**Short problem**
Reproduce each line of the listing exactly.

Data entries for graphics

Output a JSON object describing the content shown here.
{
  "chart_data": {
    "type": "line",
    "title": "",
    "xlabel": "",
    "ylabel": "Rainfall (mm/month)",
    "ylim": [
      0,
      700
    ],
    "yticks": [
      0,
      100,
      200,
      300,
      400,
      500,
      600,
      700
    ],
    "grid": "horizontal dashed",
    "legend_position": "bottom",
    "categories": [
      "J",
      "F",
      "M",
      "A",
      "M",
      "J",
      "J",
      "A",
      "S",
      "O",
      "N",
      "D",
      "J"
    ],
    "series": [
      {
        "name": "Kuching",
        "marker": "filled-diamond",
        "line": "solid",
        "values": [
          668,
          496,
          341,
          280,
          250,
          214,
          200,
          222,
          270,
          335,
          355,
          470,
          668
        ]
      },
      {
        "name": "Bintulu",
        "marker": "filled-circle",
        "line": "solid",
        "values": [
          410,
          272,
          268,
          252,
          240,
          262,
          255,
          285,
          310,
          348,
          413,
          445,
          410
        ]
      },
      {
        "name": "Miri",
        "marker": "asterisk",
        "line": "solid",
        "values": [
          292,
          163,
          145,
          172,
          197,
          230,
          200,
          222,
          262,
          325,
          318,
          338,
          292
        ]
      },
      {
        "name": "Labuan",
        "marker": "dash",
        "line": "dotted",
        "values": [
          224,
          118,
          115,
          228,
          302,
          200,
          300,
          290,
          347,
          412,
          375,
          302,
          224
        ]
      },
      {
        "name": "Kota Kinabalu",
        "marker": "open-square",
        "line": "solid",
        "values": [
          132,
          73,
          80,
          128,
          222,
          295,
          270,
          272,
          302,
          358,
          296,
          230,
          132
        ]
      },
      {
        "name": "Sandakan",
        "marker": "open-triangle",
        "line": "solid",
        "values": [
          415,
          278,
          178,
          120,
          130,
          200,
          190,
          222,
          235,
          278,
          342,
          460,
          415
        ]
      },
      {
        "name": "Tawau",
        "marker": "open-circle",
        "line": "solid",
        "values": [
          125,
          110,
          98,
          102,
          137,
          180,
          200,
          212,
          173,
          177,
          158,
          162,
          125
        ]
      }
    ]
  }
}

**Result below**
Output a JSON object describing the content shown here.
{
  "chart_data": {
    "type": "line",
    "title": "",
    "xlabel": "",
    "ylabel": "Rainfall (mm/month)",
    "ylim": [
      0,
      700
    ],
    "yticks": [
      0,
      100,
      200,
      300,
      400,
      500,
      600,
      700
    ],
    "grid": "horizontal dashed",
    "legend_position": "bottom",
    "categories": [
      "J",
      "F",
      "M",
      "A",
      "M",
      "J",
      "J",
      "A",
      "S",
      "O",
      "N",
      "D",
      "J"
    ],
    "series": [
      {
        "name": "Kuching",
        "marker": "filled-diamond",
        "line": "solid",
        "values": [
          668,
          496,
          341,
          280,
          250,
          214,
          200,
          222,
          270,
          335,
          355,
          470,
          668
        ]
      },
      {
        "name": "Bintulu",
        "marker": "filled-circle",
        "line": "solid",
        "values": [
          410,
          272,
          268,
          252,
          240,
          262,
          255,
          285,
          310,
          348,
          413,
          445,
          410
        ]
      },
      {
        "name": "Miri",
        "marker": "asterisk",
        "line": "solid",
        "values": [
          292,
          163,
          145,
          172,
          197,
          230,
          200,
          222,
          262,
          325,
          318,
          338,
          292
        ]
      },
      {
        "name": "Labuan",
        "marker": "dash",
        "line": "dotted",
        "values": [
          224,
          118,
          115,
          228,
          302,
          200,
          300,
          290,
          347,
          412,
          375,
          302,
          224
        ]
      },
      {
        "name": "Kota Kinabalu",
        "marker": "open-square",
        "line": "solid",
        "values": [
          132,
          73,
          80,
          128,
          222,
          295,
          270,
          272,
          302,
          358,
          296,
          230,
          132
        ]
      },
      {
        "name": "Sandakan",
        "marker": "open-triangle",
        "line": "solid",
        "values": [
          415,
          278,
          178,
          120,
          130,
          200,
          190,
          222,
          235,
          278,
          342,
          460,
          415
        ]
      },
      {
        "name": "Tawau",
        "marker": "open-circle",
        "line": "solid",
        "values": [
          125,
          110,
          98,
          102,
          137,
          180,
          200,
          212,
          173,
          177,
          158,
          162,
          125
        ]
      }
    ]
  }
}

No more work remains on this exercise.